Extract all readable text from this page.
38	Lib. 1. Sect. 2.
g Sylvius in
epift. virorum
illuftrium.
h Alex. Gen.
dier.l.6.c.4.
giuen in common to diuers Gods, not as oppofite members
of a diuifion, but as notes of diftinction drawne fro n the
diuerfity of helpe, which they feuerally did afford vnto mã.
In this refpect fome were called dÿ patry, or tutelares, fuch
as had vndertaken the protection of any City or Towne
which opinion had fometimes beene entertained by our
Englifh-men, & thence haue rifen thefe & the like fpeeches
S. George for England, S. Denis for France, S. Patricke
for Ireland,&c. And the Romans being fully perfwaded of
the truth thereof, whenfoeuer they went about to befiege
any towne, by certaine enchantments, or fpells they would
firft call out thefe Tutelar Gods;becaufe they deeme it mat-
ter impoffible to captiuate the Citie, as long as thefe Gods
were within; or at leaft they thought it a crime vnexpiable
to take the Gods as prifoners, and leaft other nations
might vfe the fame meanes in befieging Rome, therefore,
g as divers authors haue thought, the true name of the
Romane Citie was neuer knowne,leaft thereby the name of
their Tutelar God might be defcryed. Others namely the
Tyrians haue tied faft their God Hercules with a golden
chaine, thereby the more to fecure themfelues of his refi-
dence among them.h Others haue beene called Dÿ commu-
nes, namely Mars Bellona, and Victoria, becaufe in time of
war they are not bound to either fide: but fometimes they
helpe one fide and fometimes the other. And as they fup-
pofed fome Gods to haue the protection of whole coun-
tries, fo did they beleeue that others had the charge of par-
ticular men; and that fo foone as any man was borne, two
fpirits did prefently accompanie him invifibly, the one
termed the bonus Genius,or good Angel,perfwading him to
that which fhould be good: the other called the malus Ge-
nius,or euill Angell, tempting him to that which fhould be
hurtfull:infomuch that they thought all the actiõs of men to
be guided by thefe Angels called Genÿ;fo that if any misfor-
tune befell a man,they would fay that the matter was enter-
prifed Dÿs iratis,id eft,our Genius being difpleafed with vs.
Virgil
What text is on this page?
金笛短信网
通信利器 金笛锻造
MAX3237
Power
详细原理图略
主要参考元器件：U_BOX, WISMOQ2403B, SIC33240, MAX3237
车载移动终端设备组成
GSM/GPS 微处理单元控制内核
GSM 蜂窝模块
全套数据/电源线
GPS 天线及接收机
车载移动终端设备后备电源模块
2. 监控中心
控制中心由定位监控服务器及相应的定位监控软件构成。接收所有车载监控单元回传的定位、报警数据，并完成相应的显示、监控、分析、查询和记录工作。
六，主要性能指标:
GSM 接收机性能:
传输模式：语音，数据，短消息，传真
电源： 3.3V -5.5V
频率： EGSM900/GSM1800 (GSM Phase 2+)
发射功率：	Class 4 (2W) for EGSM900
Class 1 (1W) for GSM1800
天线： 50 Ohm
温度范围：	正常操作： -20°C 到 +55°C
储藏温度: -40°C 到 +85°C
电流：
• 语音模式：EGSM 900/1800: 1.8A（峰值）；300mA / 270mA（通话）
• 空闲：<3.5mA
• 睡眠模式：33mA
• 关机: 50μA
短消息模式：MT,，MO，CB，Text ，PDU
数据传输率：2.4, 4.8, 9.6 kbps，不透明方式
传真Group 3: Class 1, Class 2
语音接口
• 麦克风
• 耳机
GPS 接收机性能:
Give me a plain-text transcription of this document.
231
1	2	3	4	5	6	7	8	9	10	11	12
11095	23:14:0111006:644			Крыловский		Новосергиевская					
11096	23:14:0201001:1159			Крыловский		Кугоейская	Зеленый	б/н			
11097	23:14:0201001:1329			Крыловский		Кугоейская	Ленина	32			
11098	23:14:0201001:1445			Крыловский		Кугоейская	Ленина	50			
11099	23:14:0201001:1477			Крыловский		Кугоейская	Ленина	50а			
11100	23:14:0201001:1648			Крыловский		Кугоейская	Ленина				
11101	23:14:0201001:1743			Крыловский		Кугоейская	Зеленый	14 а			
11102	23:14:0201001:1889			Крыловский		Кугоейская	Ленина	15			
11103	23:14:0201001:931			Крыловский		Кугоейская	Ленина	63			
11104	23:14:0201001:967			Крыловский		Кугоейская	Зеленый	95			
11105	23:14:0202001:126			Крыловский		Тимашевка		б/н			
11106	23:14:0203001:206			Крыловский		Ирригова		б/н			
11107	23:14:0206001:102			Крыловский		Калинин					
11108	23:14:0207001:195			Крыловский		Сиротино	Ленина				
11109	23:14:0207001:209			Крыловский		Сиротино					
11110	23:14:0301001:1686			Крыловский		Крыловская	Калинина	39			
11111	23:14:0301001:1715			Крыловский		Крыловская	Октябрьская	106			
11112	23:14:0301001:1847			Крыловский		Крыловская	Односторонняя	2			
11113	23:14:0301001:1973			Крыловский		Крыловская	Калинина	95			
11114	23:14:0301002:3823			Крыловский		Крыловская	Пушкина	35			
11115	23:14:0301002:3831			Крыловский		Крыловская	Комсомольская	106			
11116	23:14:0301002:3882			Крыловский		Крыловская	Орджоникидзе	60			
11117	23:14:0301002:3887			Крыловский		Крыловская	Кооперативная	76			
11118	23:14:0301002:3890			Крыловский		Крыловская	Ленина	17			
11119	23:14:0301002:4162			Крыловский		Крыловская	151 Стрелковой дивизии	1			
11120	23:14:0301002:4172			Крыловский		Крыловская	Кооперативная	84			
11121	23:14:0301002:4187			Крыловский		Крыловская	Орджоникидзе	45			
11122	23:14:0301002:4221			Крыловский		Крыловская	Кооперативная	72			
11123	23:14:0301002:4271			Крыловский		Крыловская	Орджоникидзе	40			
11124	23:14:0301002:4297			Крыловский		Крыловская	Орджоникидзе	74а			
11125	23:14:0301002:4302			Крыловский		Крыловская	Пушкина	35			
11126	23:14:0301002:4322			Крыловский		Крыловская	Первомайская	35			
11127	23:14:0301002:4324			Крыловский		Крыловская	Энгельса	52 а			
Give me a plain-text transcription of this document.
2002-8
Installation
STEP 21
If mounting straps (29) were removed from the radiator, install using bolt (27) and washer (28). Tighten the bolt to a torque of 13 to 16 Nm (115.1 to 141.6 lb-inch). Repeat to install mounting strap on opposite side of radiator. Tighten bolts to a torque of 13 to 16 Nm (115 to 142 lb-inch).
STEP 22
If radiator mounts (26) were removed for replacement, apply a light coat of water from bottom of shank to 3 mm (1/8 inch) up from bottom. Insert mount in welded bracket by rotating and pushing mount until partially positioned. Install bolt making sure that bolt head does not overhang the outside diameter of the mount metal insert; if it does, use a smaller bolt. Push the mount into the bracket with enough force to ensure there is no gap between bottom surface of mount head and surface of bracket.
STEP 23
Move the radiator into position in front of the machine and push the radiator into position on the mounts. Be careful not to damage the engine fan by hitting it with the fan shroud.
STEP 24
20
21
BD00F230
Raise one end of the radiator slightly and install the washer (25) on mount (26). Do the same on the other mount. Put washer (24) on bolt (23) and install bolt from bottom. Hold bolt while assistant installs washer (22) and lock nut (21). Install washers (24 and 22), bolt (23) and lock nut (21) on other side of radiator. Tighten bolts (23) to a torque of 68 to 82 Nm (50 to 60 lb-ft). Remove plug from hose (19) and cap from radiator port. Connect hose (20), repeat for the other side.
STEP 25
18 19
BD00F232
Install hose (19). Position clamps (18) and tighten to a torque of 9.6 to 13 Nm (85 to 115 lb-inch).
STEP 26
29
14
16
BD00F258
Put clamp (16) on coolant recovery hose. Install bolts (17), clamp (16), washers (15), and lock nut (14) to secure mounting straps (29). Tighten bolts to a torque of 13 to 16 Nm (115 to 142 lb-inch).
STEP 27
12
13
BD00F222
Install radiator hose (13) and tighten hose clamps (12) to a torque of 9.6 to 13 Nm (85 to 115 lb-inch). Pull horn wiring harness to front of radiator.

• • • • • • •

▸ **Task prompt**:
Extract each line from the listing that holds the word "helpe".

▸ **Answer to the exercise**:
diuerfity of helpe, which they feuerally did afford vnto mã.
helpe one fide and fometimes the other. And as they fup-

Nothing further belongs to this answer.